+++ Given information
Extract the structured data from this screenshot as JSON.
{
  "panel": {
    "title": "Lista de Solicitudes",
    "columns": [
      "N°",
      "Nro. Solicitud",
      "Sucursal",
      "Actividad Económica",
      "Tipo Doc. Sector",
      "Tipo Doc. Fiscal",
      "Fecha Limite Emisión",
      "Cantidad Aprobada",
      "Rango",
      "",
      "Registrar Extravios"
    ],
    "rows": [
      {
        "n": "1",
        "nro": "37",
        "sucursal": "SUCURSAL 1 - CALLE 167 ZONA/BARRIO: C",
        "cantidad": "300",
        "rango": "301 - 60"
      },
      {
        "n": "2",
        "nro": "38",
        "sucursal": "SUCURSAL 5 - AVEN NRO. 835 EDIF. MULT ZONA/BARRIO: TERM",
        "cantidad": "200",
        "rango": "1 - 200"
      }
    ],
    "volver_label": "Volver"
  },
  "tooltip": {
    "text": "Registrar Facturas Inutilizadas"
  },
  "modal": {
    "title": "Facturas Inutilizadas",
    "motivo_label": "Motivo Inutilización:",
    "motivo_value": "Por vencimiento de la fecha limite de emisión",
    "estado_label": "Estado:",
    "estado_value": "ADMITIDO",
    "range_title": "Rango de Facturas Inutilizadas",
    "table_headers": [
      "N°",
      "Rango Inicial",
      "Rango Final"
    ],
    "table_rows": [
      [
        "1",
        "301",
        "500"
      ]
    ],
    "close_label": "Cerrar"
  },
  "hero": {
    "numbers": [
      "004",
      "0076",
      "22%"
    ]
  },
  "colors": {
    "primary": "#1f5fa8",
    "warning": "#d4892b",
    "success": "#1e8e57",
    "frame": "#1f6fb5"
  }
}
++++++
Copy down the material exactly as written.

Extract the structured data from this screenshot as JSON.
{
  "panel": {
    "title": "Lista de Solicitudes",
    "columns": [
      "N°",
      "Nro. Solicitud",
      "Sucursal",
      "Actividad Económica",
      "Tipo Doc. Sector",
      "Tipo Doc. Fiscal",
      "Fecha Limite Emisión",
      "Cantidad Aprobada",
      "Rango",
      "",
      "Registrar Extravios"
    ],
    "rows": [
      {
        "n": "1",
        "nro": "37",
        "sucursal": "SUCURSAL 1 - CALLE 167 ZONA/BARRIO: C",
        "cantidad": "300",
        "rango": "301 - 60"
      },
      {
        "n": "2",
        "nro": "38",
        "sucursal": "SUCURSAL 5 - AVEN NRO. 835 EDIF. MULT ZONA/BARRIO: TERM",
        "cantidad": "200",
        "rango": "1 - 200"
      }
    ],
    "volver_label": "Volver"
  },
  "tooltip": {
    "text": "Registrar Facturas Inutilizadas"
  },
  "modal": {
    "title": "Facturas Inutilizadas",
    "motivo_label": "Motivo Inutilización:",
    "motivo_value": "Por vencimiento de la fecha limite de emisión",
    "estado_label": "Estado:",
    "estado_value": "ADMITIDO",
    "range_title": "Rango de Facturas Inutilizadas",
    "table_headers": [
      "N°",
      "Rango Inicial",
      "Rango Final"
    ],
    "table_rows": [
      [
        "1",
        "301",
        "500"
      ]
    ],
    "close_label": "Cerrar"
  },
  "hero": {
    "numbers": [
      "004",
      "0076",
      "22%"
    ]
  },
  "colors": {
    "primary": "#1f5fa8",
    "warning": "#d4892b",
    "success": "#1e8e57",
    "frame": "#1f6fb5"
  }
}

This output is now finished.